Convert the records, from their first line up to and including the line that contains "legend-item[interactable]: Preschools - Search", into a JSON list of strings with one string per line and blank lines omitted.

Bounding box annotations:
* * *
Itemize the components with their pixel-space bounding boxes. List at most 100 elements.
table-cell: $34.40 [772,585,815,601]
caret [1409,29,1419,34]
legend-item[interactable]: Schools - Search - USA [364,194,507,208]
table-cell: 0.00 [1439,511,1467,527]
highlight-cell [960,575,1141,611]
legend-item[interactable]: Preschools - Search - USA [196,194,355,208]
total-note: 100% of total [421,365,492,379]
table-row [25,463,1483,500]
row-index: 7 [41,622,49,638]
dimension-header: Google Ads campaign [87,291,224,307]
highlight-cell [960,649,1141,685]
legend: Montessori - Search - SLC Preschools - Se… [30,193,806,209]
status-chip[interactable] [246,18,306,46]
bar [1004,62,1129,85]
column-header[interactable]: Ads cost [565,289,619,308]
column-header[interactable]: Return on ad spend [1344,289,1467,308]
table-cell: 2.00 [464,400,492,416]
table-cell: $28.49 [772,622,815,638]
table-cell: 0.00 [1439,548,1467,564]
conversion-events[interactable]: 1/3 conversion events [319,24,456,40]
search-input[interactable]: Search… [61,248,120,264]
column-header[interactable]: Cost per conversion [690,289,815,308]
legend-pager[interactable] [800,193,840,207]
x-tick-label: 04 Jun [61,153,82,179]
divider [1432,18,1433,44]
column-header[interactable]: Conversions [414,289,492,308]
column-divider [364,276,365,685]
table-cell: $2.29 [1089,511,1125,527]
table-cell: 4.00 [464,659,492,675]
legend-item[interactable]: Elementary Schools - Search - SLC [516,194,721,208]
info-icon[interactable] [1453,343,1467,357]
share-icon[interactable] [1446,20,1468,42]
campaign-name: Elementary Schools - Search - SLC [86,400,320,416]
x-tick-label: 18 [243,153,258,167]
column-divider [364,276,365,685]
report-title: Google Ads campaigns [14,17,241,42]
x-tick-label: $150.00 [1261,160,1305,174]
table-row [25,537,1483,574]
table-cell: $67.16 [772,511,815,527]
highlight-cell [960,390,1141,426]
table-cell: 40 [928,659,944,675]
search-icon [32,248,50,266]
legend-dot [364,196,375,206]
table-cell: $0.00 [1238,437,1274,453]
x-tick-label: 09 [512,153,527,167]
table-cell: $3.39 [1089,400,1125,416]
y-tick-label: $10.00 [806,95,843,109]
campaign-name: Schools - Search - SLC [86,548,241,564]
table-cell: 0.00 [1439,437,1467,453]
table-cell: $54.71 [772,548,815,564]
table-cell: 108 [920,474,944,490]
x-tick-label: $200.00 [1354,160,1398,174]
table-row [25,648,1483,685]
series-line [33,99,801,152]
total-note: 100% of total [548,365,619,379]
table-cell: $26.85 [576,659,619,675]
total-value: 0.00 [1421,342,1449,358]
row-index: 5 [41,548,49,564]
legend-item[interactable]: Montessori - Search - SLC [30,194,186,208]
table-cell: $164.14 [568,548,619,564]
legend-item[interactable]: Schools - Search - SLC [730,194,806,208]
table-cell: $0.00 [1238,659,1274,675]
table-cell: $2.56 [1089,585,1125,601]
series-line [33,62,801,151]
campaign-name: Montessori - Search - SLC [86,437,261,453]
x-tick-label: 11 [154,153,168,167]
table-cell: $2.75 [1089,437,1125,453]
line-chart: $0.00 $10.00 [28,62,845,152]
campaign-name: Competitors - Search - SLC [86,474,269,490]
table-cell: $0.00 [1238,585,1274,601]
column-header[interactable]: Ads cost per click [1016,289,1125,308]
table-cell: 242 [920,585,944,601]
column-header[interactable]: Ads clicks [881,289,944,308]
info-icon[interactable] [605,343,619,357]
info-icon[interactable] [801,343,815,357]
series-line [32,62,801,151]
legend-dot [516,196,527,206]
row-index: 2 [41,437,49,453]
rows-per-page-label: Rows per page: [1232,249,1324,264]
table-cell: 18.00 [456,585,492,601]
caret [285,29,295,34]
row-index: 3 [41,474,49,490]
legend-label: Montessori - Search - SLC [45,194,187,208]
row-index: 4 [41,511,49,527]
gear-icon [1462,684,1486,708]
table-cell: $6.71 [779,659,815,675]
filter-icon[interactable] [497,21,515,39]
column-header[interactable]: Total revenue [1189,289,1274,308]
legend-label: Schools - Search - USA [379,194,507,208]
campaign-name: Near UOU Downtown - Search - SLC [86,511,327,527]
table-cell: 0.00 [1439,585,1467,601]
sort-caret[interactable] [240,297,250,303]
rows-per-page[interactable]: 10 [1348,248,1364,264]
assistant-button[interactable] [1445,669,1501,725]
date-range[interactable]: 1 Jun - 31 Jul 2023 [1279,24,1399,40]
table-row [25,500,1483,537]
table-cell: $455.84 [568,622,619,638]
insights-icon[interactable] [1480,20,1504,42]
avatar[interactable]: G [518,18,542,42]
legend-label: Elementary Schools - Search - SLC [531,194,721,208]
* * *
Reply:
[
  "Itemize the components with their pixel-space bounding boxes. List at most 100 elements.",
  "table-cell: $34.40 [772,585,815,601]",
  "caret [1409,29,1419,34]",
  "legend-item[interactable]: Schools - Search - USA [364,194,507,208]",
  "table-cell: 0.00 [1439,511,1467,527]",
  "highlight-cell [960,575,1141,611]",
  "legend-item[interactable]: Preschools - Search - USA [196,194,355,208]"
]